** START The data **

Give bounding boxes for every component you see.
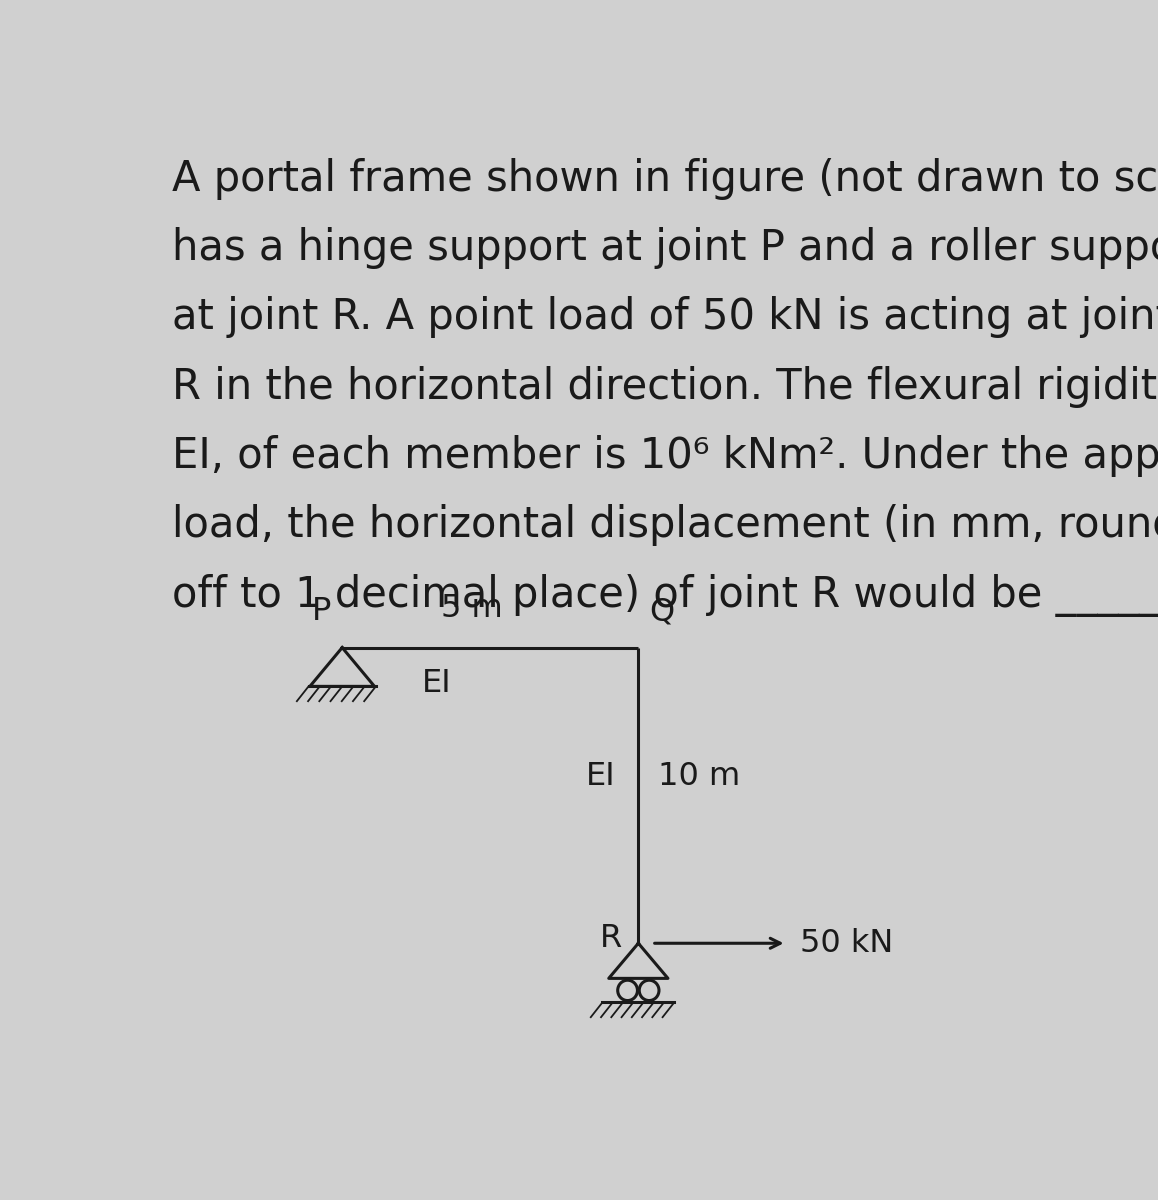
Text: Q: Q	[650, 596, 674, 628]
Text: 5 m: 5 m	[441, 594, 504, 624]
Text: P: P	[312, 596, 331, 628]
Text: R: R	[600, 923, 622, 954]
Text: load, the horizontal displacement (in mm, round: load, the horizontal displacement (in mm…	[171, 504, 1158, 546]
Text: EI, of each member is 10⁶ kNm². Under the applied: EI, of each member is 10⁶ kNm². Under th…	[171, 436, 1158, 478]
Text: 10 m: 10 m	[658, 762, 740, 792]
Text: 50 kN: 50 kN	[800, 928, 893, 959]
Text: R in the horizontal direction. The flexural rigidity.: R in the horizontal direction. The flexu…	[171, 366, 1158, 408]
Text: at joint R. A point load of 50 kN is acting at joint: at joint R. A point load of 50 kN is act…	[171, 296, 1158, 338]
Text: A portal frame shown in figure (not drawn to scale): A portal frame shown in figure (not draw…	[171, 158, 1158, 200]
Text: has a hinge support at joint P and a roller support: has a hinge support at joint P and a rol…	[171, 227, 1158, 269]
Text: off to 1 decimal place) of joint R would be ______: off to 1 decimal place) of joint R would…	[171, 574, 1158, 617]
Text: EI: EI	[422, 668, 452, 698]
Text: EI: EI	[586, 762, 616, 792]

** END The data **
** START The data **

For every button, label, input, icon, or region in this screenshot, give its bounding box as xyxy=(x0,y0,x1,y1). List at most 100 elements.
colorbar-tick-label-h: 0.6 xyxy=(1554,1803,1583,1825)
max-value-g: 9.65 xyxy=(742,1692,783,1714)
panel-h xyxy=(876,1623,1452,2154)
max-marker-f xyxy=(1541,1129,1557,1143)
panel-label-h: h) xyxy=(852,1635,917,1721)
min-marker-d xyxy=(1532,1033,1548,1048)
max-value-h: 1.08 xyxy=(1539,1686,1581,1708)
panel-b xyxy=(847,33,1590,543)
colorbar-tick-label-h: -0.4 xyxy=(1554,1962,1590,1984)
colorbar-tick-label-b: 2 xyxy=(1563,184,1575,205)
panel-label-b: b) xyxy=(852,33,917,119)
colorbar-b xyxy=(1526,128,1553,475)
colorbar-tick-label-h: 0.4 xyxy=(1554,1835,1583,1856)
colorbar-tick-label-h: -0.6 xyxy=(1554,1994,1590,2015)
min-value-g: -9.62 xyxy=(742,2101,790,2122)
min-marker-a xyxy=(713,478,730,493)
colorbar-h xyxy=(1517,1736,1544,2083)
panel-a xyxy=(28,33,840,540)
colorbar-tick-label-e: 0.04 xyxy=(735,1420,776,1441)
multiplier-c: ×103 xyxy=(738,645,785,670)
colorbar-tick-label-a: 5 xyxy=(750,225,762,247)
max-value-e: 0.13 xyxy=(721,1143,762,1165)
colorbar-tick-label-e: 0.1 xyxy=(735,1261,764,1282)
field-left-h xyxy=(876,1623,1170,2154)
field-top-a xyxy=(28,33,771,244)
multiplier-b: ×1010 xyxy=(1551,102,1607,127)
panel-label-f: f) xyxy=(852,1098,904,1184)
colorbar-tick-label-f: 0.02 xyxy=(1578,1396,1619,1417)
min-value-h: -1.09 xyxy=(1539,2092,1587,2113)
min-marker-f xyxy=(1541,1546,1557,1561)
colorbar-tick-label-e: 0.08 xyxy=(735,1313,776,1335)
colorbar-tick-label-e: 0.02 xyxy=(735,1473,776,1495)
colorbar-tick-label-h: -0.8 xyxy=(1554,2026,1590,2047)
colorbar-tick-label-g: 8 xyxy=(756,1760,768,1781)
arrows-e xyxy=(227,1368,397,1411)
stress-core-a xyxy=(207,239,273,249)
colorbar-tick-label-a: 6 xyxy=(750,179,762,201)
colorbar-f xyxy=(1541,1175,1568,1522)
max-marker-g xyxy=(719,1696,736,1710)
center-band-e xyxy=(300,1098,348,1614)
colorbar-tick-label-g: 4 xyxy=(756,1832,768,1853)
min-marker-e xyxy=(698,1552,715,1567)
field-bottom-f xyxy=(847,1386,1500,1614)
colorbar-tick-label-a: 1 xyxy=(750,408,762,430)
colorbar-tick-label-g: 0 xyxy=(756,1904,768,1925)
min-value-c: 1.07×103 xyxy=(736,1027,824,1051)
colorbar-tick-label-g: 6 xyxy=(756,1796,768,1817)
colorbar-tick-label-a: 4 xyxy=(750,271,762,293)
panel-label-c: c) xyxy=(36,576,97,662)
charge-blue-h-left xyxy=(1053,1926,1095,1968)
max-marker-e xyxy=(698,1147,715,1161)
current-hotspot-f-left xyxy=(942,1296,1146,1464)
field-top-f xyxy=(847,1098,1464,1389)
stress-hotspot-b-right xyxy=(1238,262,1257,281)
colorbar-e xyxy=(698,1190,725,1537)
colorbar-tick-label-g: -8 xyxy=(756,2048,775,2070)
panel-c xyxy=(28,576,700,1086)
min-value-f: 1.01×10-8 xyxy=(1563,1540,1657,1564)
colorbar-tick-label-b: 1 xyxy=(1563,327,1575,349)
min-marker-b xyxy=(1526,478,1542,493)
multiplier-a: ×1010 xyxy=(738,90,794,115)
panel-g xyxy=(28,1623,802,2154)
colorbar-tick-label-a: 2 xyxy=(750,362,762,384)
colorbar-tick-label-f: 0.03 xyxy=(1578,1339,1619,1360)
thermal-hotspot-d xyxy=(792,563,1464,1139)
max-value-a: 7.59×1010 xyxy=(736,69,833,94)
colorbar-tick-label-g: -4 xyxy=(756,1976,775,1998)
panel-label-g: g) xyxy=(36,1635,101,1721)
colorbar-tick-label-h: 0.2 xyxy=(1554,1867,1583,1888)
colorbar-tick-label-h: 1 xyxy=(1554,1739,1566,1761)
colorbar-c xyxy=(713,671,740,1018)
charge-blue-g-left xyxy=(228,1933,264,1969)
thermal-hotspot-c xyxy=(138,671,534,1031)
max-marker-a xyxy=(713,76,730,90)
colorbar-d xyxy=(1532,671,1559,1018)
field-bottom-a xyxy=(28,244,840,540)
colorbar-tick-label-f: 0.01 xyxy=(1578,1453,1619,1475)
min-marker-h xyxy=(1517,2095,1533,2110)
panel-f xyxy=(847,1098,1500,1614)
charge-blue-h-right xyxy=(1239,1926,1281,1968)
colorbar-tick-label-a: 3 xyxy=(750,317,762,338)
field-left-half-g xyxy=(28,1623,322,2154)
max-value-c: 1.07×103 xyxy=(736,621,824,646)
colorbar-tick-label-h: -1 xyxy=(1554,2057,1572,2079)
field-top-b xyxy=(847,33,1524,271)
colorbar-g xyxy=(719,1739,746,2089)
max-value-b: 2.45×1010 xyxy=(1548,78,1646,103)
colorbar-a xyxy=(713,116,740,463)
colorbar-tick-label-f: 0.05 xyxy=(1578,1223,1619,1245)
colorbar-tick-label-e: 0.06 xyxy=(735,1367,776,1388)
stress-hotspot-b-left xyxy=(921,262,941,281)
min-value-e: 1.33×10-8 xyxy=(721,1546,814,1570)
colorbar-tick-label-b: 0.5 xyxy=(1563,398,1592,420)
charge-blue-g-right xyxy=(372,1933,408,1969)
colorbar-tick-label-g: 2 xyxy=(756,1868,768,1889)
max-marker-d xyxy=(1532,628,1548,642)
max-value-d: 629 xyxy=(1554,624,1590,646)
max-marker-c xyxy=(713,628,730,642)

** END The data **

- **Set task**:
Return the lines from the one containing "596, 674, 628]" through the one containing "Text: A portal", with both ends included, unchanged.

- **Solved exercise**:
Text: Q: Q	[650, 596, 674, 628]
Text: 5 m: 5 m	[441, 594, 504, 624]
Text: P: P	[312, 596, 331, 628]
Text: R: R	[600, 923, 622, 954]
Text: load, the horizontal displacement (in mm, round: load, the horizontal displacement (in mm…	[171, 504, 1158, 546]
Text: EI, of each member is 10⁶ kNm². Under the applied: EI, of each member is 10⁶ kNm². Under th…	[171, 436, 1158, 478]
Text: 10 m: 10 m	[658, 762, 740, 792]
Text: 50 kN: 50 kN	[800, 928, 893, 959]
Text: R in the horizontal direction. The flexural rigidity.: R in the horizontal direction. The flexu…	[171, 366, 1158, 408]
Text: at joint R. A point load of 50 kN is acting at joint: at joint R. A point load of 50 kN is act…	[171, 296, 1158, 338]
Text: A portal frame shown in figure (not drawn to scale): A portal frame shown in figure (not draw…	[171, 158, 1158, 200]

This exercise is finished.